### Given task
Could you print all the entries exactly?
[start Data provided]
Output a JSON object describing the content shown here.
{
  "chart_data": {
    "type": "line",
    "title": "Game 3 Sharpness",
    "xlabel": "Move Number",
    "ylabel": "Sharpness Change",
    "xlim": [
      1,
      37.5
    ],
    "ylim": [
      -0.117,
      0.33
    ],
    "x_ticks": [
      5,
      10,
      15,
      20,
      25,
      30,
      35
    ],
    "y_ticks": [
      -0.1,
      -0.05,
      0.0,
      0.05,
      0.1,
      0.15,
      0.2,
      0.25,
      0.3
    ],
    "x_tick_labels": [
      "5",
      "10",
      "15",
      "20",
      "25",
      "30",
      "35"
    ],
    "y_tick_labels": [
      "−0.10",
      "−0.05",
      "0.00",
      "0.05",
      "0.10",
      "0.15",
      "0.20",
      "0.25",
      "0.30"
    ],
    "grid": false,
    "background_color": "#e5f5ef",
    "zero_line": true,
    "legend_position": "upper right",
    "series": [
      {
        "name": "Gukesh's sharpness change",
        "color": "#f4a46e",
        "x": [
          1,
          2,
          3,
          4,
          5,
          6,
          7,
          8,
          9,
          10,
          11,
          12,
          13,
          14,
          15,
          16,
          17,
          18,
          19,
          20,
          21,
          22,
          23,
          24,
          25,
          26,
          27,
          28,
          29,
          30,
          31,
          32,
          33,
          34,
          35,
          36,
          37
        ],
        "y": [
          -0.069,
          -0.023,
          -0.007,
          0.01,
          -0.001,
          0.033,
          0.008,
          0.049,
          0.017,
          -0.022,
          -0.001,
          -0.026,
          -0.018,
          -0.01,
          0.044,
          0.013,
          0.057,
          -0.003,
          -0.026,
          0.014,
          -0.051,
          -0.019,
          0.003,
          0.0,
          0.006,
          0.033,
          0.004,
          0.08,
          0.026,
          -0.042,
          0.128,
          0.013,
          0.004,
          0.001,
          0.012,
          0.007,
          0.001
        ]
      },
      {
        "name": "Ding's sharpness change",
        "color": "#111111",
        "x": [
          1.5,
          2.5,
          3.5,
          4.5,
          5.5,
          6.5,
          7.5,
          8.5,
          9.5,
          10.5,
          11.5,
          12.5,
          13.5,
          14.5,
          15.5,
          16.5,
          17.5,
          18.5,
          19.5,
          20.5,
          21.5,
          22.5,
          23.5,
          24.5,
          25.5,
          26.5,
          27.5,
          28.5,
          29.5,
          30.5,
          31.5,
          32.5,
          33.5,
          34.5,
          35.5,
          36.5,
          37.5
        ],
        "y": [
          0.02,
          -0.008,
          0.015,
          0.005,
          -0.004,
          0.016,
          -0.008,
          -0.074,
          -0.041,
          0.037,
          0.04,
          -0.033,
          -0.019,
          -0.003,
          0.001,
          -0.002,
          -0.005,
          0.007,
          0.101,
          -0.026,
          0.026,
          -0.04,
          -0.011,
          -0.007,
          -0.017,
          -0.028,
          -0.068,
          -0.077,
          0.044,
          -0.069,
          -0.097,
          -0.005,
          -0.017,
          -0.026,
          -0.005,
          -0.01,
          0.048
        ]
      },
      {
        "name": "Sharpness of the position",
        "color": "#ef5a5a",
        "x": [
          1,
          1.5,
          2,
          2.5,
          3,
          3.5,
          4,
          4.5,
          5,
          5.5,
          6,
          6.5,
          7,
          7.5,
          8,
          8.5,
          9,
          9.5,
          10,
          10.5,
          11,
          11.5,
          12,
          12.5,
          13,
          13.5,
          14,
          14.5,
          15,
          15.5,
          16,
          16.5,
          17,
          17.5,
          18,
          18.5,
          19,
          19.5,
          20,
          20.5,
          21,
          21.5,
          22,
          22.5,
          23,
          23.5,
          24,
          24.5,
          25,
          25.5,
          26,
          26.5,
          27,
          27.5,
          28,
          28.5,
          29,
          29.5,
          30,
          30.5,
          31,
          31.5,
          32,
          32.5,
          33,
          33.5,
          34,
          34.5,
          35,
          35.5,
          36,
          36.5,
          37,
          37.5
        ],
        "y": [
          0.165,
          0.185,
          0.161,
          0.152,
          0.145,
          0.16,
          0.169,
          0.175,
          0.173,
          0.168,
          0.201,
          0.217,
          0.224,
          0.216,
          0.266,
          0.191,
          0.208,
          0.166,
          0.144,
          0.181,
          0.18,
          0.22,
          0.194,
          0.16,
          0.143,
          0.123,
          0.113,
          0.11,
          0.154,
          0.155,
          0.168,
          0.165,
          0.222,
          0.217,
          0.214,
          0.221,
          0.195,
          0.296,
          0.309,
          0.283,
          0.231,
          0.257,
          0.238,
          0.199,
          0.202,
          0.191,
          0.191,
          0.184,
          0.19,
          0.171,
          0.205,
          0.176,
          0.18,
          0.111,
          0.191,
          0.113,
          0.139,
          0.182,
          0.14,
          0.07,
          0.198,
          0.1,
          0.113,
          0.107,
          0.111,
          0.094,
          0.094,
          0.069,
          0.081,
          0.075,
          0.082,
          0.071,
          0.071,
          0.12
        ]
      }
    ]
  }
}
[end Data provided]
### Answer for this exercise
Output a JSON object describing the content shown here.
{
  "chart_data": {
    "type": "line",
    "title": "Game 3 Sharpness",
    "xlabel": "Move Number",
    "ylabel": "Sharpness Change",
    "xlim": [
      1,
      37.5
    ],
    "ylim": [
      -0.117,
      0.33
    ],
    "x_ticks": [
      5,
      10,
      15,
      20,
      25,
      30,
      35
    ],
    "y_ticks": [
      -0.1,
      -0.05,
      0.0,
      0.05,
      0.1,
      0.15,
      0.2,
      0.25,
      0.3
    ],
    "x_tick_labels": [
      "5",
      "10",
      "15",
      "20",
      "25",
      "30",
      "35"
    ],
    "y_tick_labels": [
      "−0.10",
      "−0.05",
      "0.00",
      "0.05",
      "0.10",
      "0.15",
      "0.20",
      "0.25",
      "0.30"
    ],
    "grid": false,
    "background_color": "#e5f5ef",
    "zero_line": true,
    "legend_position": "upper right",
    "series": [
      {
        "name": "Gukesh's sharpness change",
        "color": "#f4a46e",
        "x": [
          1,
          2,
          3,
          4,
          5,
          6,
          7,
          8,
          9,
          10,
          11,
          12,
          13,
          14,
          15,
          16,
          17,
          18,
          19,
          20,
          21,
          22,
          23,
          24,
          25,
          26,
          27,
          28,
          29,
          30,
          31,
          32,
          33,
          34,
          35,
          36,
          37
        ],
        "y": [
          -0.069,
          -0.023,
          -0.007,
          0.01,
          -0.001,
          0.033,
          0.008,
          0.049,
          0.017,
          -0.022,
          -0.001,
          -0.026,
          -0.018,
          -0.01,
          0.044,
          0.013,
          0.057,
          -0.003,
          -0.026,
          0.014,
          -0.051,
          -0.019,
          0.003,
          0.0,
          0.006,
          0.033,
          0.004,
          0.08,
          0.026,
          -0.042,
          0.128,
          0.013,
          0.004,
          0.001,
          0.012,
          0.007,
          0.001
        ]
      },
      {
        "name": "Ding's sharpness change",
        "color": "#111111",
        "x": [
          1.5,
          2.5,
          3.5,
          4.5,
          5.5,
          6.5,
          7.5,
          8.5,
          9.5,
          10.5,
          11.5,
          12.5,
          13.5,
          14.5,
          15.5,
          16.5,
          17.5,
          18.5,
          19.5,
          20.5,
          21.5,
          22.5,
          23.5,
          24.5,
          25.5,
          26.5,
          27.5,
          28.5,
          29.5,
          30.5,
          31.5,
          32.5,
          33.5,
          34.5,
          35.5,
          36.5,
          37.5
        ],
        "y": [
          0.02,
          -0.008,
          0.015,
          0.005,
          -0.004,
          0.016,
          -0.008,
          -0.074,
          -0.041,
          0.037,
          0.04,
          -0.033,
          -0.019,
          -0.003,
          0.001,
          -0.002,
          -0.005,
          0.007,
          0.101,
          -0.026,
          0.026,
          -0.04,
          -0.011,
          -0.007,
          -0.017,
          -0.028,
          -0.068,
          -0.077,
          0.044,
          -0.069,
          -0.097,
          -0.005,
          -0.017,
          -0.026,
          -0.005,
          -0.01,
          0.048
        ]
      },
      {
        "name": "Sharpness of the position",
        "color": "#ef5a5a",
        "x": [
          1,
          1.5,
          2,
          2.5,
          3,
          3.5,
          4,
          4.5,
          5,
          5.5,
          6,
          6.5,
          7,
          7.5,
          8,
          8.5,
          9,
          9.5,
          10,
          10.5,
          11,
          11.5,
          12,
          12.5,
          13,
          13.5,
          14,
          14.5,
          15,
          15.5,
          16,
          16.5,
          17,
          17.5,
          18,
          18.5,
          19,
          19.5,
          20,
          20.5,
          21,
          21.5,
          22,
          22.5,
          23,
          23.5,
          24,
          24.5,
          25,
          25.5,
          26,
          26.5,
          27,
          27.5,
          28,
          28.5,
          29,
          29.5,
          30,
          30.5,
          31,
          31.5,
          32,
          32.5,
          33,
          33.5,
          34,
          34.5,
          35,
          35.5,
          36,
          36.5,
          37,
          37.5
        ],
        "y": [
          0.165,
          0.185,
          0.161,
          0.152,
          0.145,
          0.16,
          0.169,
          0.175,
          0.173,
          0.168,
          0.201,
          0.217,
          0.224,
          0.216,
          0.266,
          0.191,
          0.208,
          0.166,
          0.144,
          0.181,
          0.18,
          0.22,
          0.194,
          0.16,
          0.143,
          0.123,
          0.113,
          0.11,
          0.154,
          0.155,
          0.168,
          0.165,
          0.222,
          0.217,
          0.214,
          0.221,
          0.195,
          0.296,
          0.309,
          0.283,
          0.231,
          0.257,
          0.238,
          0.199,
          0.202,
          0.191,
          0.191,
          0.184,
          0.19,
          0.171,
          0.205,
          0.176,
          0.18,
          0.111,
          0.191,
          0.113,
          0.139,
          0.182,
          0.14,
          0.07,
          0.198,
          0.1,
          0.113,
          0.107,
          0.111,
          0.094,
          0.094,
          0.069,
          0.081,
          0.075,
          0.082,
          0.071,
          0.071,
          0.12
        ]
      }
    ]
  }
}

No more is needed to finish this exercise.